• **Work instructions**:
Copy out the lines that have "CLEARLY" in them.

• **Dataset excerpts**:
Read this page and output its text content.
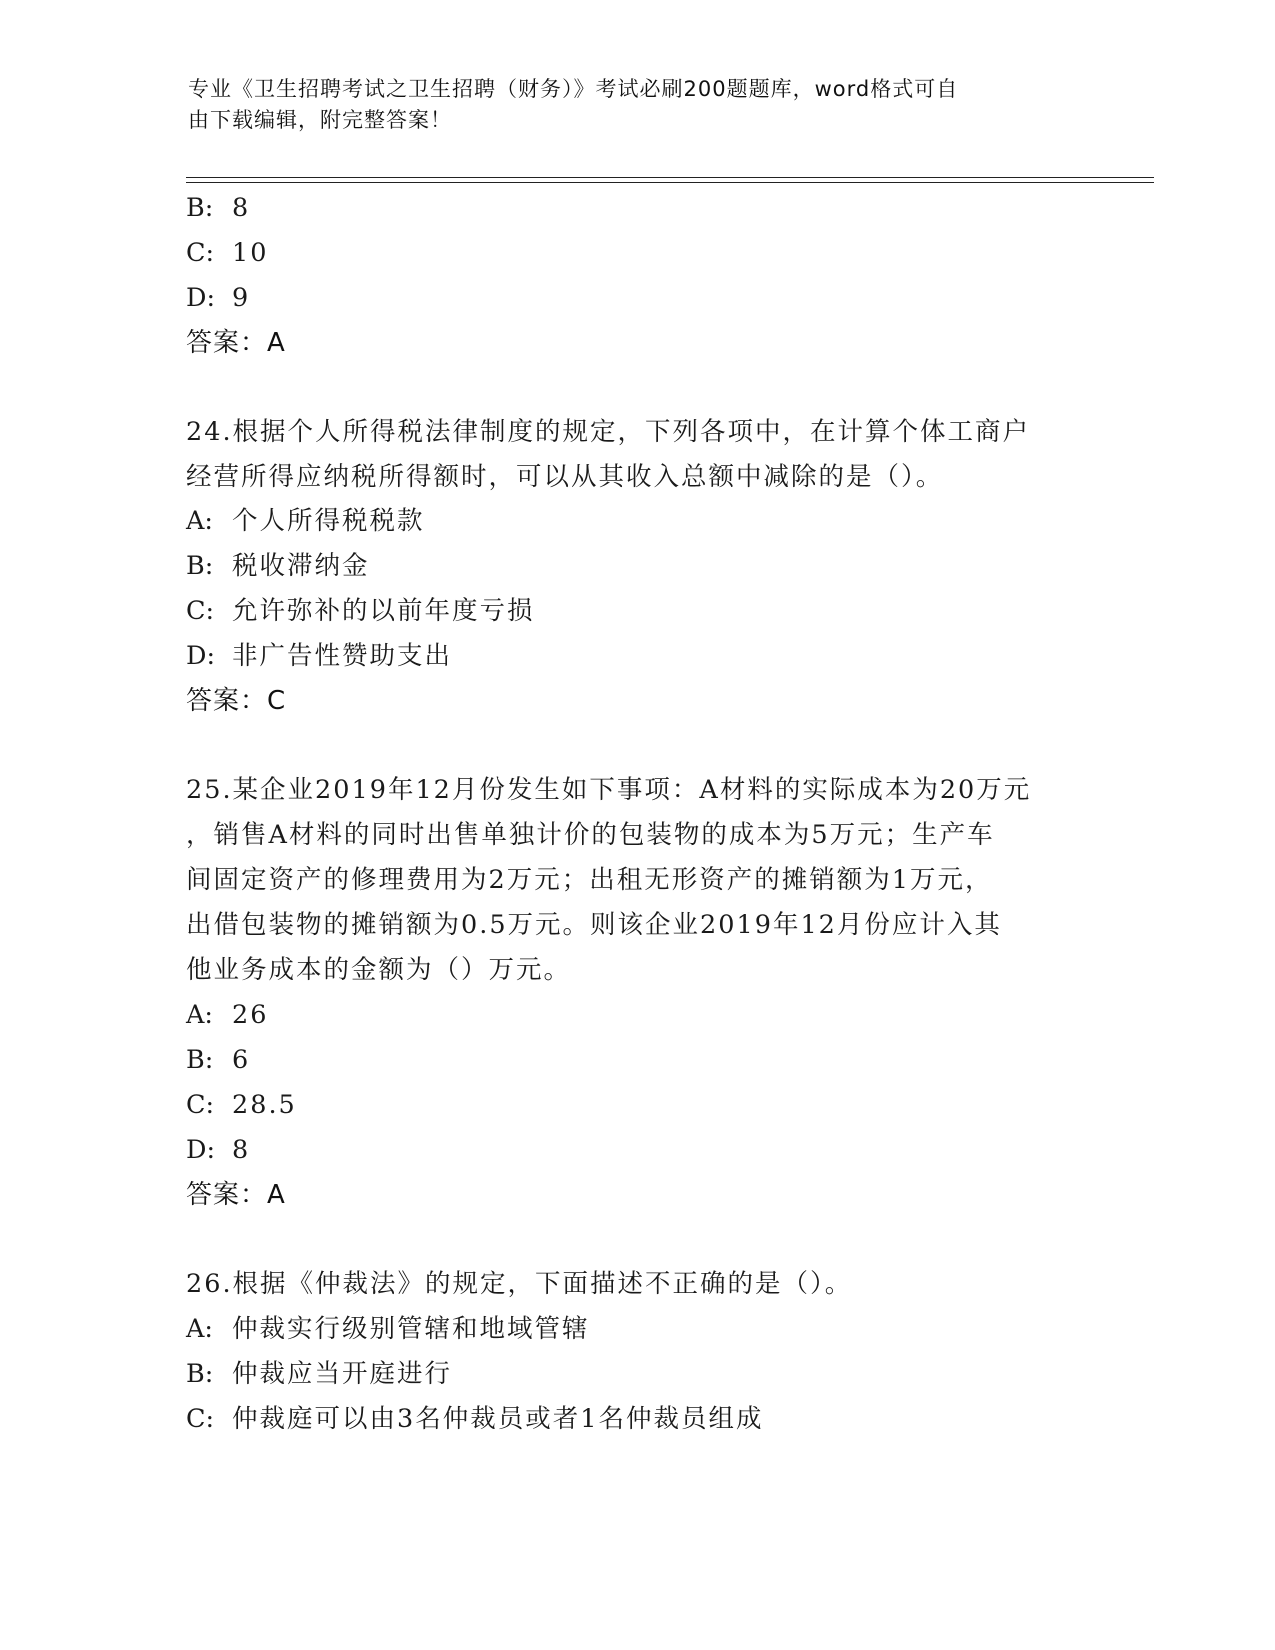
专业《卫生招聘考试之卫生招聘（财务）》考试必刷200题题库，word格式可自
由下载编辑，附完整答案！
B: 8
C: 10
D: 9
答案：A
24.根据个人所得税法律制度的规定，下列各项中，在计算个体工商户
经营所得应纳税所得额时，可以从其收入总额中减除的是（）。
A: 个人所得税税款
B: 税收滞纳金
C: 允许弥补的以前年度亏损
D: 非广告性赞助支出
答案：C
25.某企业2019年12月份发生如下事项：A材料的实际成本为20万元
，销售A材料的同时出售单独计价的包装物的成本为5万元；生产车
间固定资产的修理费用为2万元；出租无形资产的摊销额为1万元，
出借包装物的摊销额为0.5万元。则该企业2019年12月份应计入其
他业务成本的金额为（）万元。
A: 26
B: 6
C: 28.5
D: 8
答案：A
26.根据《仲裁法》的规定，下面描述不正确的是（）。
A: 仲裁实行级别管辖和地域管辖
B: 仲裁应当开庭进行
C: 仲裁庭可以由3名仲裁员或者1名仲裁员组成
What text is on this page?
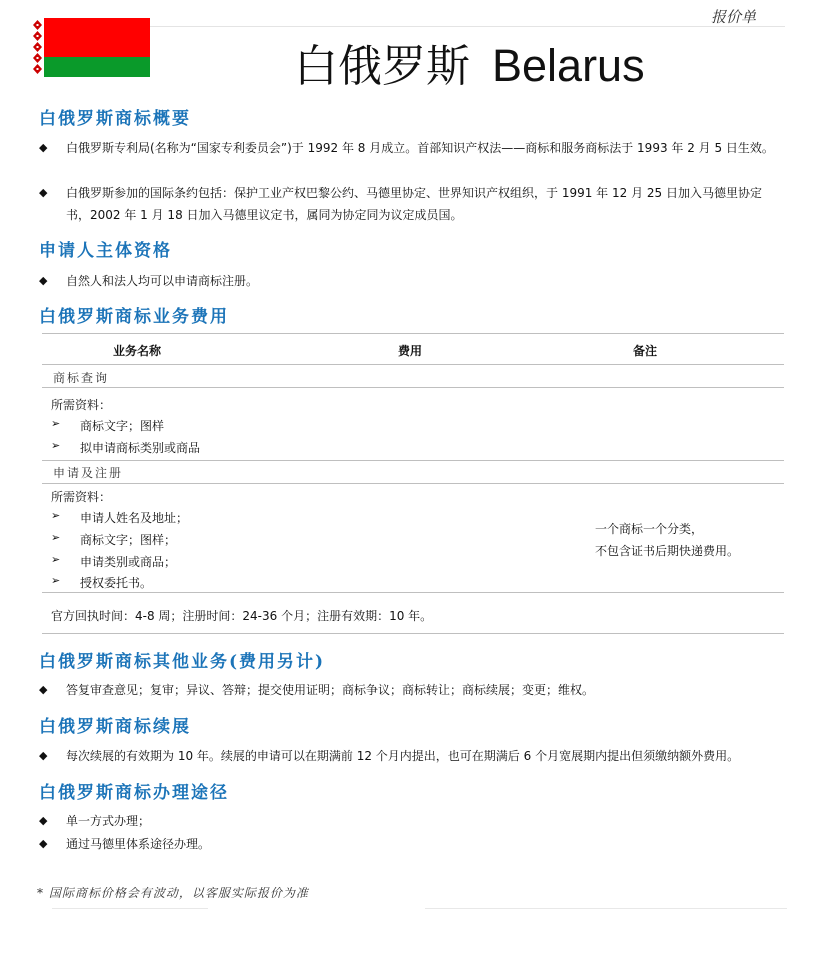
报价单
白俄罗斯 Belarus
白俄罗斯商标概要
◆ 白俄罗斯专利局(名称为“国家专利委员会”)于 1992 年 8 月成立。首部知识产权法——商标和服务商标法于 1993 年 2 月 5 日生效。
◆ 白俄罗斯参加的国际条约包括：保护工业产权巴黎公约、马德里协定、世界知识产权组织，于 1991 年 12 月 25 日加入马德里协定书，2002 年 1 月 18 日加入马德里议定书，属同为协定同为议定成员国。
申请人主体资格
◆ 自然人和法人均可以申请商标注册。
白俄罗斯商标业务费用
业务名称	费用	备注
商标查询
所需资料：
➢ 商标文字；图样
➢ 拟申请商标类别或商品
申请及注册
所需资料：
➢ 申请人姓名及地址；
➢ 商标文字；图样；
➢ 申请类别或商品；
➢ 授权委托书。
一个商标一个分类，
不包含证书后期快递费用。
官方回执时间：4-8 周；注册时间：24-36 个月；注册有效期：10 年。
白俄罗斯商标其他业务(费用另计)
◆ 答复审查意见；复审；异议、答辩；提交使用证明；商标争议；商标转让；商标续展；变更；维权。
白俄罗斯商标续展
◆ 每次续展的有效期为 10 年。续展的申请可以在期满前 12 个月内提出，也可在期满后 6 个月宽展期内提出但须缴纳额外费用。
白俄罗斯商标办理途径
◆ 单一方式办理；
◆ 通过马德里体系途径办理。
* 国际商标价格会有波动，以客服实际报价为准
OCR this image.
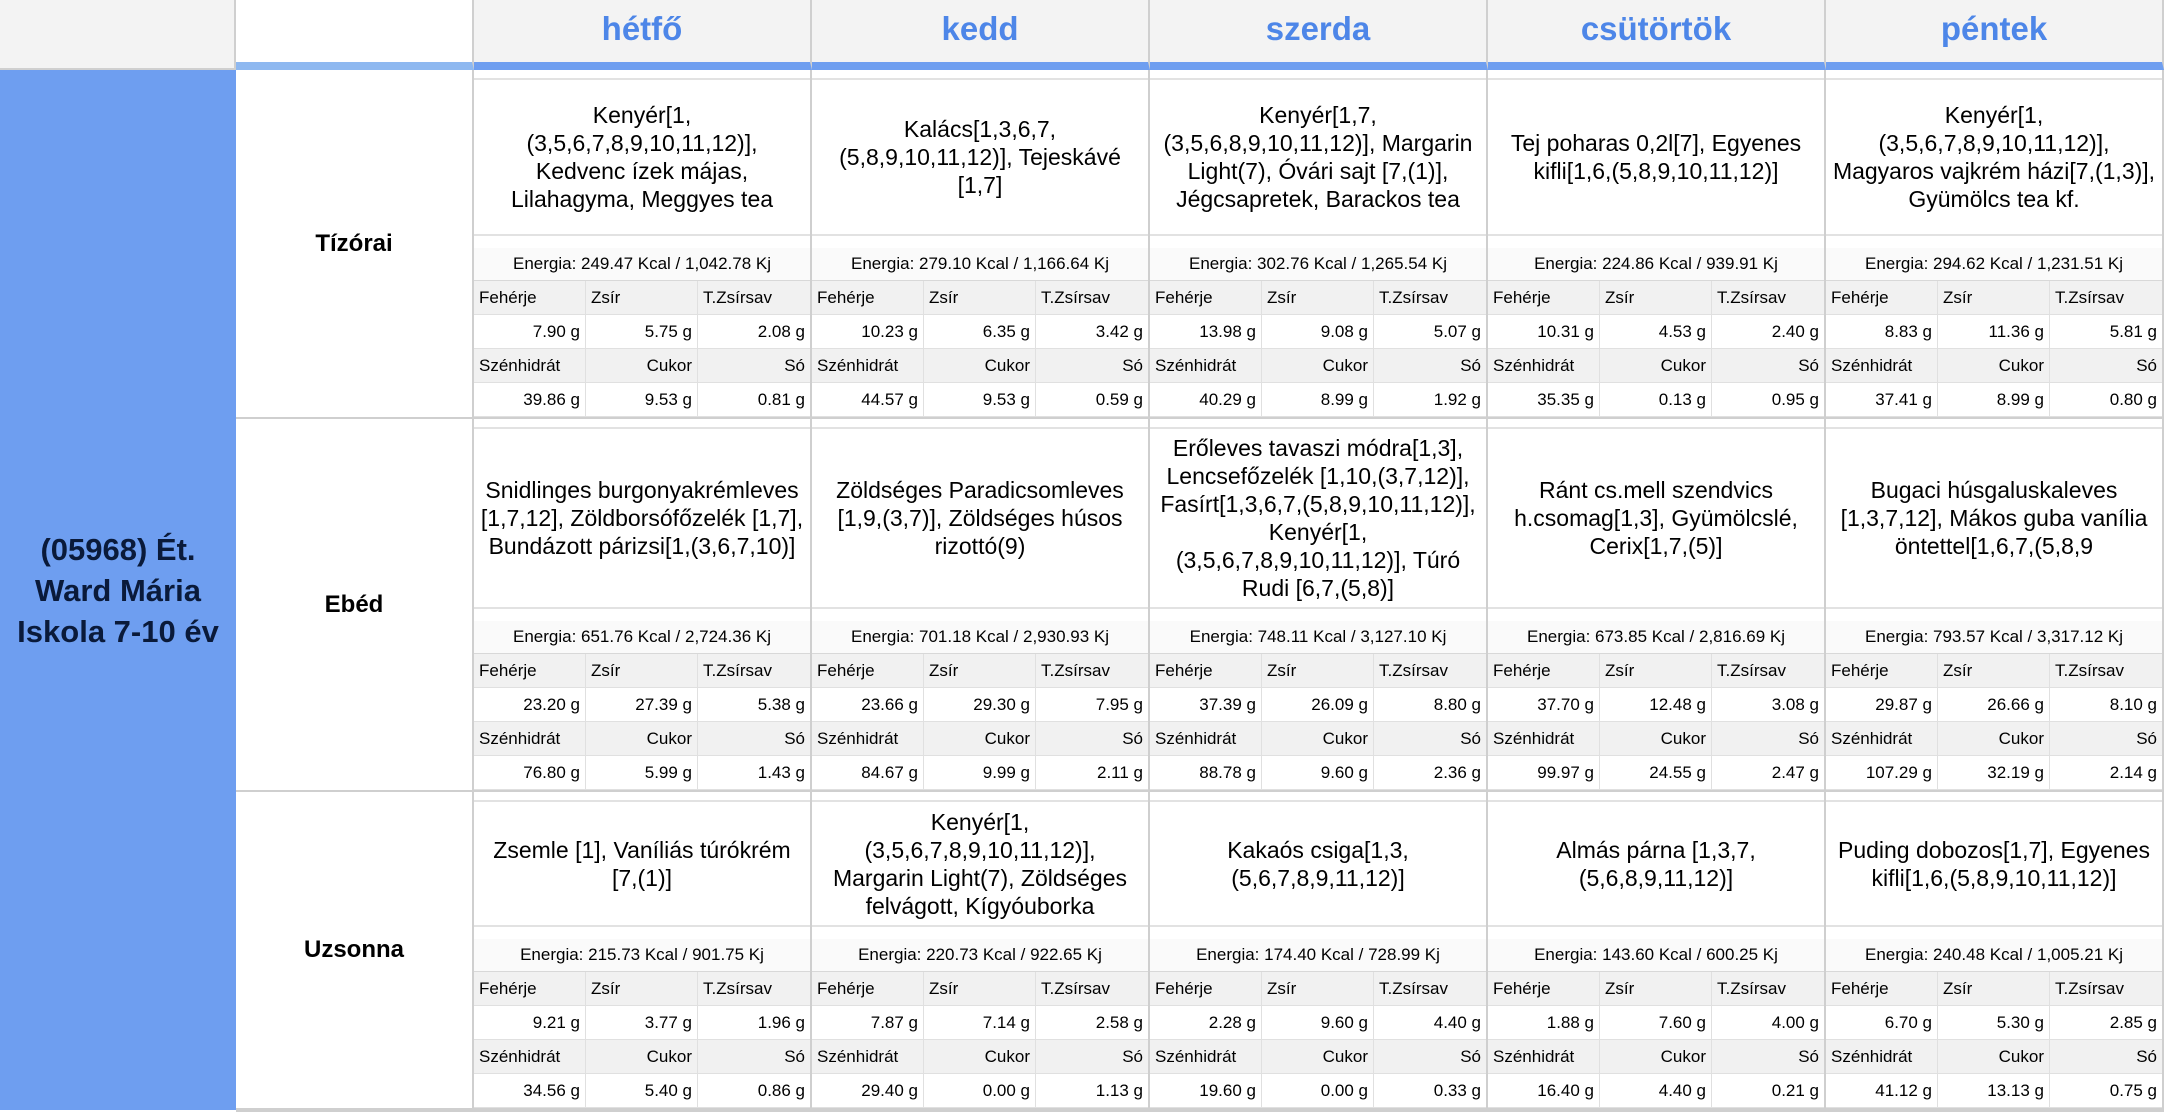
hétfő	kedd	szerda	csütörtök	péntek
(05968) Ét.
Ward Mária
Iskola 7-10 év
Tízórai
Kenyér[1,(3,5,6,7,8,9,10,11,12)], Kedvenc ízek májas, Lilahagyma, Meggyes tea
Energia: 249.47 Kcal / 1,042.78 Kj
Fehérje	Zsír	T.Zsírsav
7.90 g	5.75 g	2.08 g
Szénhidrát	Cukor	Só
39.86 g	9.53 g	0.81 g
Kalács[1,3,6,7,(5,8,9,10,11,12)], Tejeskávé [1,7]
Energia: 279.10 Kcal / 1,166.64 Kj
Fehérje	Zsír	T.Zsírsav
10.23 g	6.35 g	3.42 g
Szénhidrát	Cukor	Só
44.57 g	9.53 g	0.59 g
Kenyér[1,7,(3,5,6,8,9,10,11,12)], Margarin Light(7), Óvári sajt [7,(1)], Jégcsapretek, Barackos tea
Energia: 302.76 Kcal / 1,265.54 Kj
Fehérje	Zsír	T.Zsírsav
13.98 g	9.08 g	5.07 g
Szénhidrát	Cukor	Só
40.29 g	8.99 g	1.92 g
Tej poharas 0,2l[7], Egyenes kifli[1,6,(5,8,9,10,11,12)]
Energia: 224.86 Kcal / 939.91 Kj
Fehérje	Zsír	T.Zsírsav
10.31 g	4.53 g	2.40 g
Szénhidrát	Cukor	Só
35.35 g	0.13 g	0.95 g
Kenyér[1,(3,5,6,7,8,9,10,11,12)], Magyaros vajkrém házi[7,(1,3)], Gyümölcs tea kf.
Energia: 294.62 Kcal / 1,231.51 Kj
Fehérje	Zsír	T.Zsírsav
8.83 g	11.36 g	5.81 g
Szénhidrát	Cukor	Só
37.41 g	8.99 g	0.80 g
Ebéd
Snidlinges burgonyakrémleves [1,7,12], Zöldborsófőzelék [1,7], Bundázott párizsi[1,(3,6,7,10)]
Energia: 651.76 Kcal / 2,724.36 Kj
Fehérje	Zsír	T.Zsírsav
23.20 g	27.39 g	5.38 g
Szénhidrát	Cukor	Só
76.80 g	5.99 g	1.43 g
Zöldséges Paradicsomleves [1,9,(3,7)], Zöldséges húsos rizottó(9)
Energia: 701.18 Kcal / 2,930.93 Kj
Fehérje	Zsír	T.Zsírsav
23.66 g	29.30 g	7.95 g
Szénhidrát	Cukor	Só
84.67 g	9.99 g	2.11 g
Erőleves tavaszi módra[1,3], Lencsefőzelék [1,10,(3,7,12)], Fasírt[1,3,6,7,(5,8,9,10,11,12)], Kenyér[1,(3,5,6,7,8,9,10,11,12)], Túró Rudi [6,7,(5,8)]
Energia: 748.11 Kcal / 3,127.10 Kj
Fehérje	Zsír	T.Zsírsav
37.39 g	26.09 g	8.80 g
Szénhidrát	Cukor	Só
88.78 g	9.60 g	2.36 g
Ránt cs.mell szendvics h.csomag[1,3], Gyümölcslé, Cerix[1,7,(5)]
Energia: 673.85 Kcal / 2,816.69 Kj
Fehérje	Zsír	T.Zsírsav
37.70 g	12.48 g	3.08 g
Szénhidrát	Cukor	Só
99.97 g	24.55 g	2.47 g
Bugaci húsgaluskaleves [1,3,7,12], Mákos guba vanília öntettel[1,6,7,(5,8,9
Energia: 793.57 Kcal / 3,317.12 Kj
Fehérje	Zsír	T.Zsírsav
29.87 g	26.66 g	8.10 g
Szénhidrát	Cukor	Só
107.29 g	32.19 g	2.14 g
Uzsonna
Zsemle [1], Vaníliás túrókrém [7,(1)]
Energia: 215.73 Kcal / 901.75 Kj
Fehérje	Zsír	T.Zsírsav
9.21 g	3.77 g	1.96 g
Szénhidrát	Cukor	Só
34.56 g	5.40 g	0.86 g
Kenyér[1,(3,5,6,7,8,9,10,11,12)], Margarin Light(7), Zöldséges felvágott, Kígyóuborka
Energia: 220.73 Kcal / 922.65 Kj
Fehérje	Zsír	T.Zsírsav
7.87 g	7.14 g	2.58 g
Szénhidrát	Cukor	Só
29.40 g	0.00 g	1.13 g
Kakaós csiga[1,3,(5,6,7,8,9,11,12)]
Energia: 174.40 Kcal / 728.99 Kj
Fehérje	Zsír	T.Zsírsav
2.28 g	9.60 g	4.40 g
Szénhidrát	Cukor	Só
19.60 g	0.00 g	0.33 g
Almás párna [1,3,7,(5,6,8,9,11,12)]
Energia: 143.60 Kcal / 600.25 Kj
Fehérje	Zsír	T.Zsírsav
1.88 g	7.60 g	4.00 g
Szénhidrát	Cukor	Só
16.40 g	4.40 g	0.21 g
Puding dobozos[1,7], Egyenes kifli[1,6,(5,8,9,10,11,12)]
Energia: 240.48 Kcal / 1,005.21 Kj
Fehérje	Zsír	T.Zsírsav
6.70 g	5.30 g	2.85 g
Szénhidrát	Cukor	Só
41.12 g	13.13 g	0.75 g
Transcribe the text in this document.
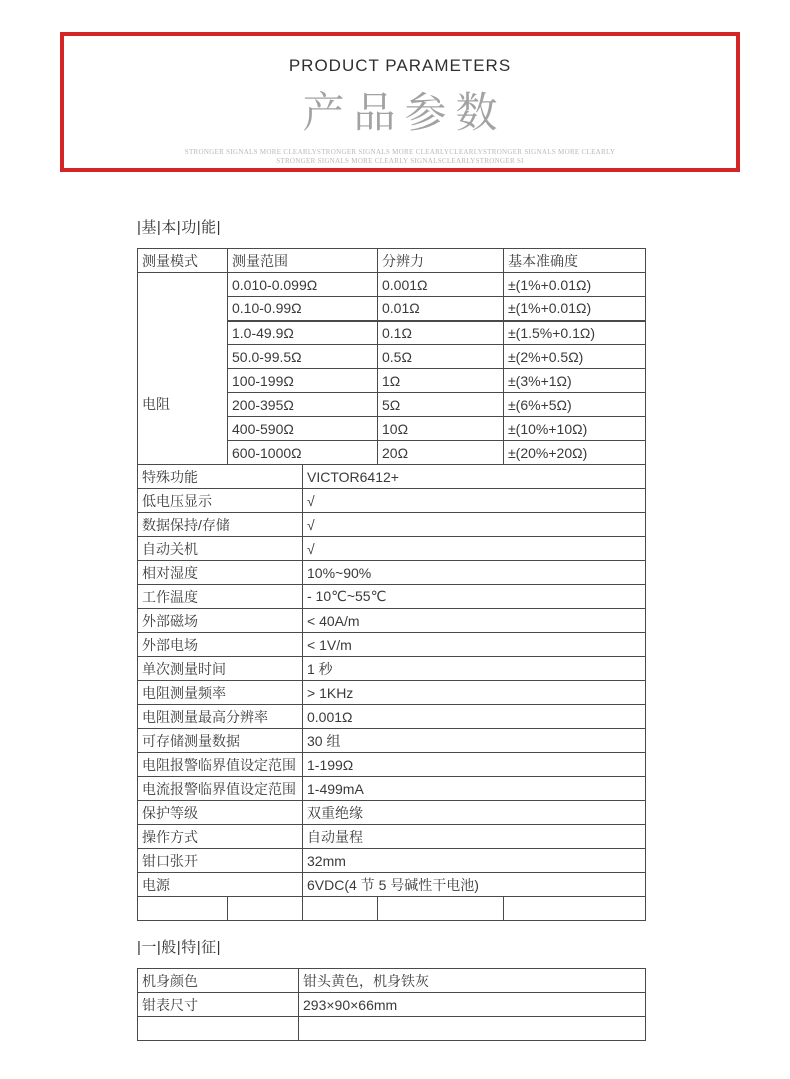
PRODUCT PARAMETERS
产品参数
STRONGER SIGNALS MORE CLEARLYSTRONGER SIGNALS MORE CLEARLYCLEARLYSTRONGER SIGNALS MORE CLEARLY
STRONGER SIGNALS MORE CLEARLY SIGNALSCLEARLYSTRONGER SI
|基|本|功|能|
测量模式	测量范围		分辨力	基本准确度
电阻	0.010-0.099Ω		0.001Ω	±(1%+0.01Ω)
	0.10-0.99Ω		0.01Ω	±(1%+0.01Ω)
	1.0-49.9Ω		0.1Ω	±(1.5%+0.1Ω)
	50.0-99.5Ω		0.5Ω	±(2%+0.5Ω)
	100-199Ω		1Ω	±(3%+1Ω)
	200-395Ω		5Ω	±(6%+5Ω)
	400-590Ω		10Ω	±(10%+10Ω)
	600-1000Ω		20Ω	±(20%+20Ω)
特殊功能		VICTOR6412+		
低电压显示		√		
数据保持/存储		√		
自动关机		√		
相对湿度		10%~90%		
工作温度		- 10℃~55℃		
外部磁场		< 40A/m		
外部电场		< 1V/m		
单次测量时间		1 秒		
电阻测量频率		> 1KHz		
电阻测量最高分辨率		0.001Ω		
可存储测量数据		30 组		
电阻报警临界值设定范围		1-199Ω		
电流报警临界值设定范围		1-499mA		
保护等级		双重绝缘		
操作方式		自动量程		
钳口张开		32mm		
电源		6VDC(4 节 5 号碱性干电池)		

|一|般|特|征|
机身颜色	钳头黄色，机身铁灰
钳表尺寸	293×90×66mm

• **Reply**:
STRONGER SIGNALS MORE CLEARLYSTRONGER SIGNALS MORE CLEARLYCLEARLYSTRONGER SIGNALS MORE CLEARLY
STRONGER SIGNALS MORE CLEARLY SIGNALSCLEARLYSTRONGER SI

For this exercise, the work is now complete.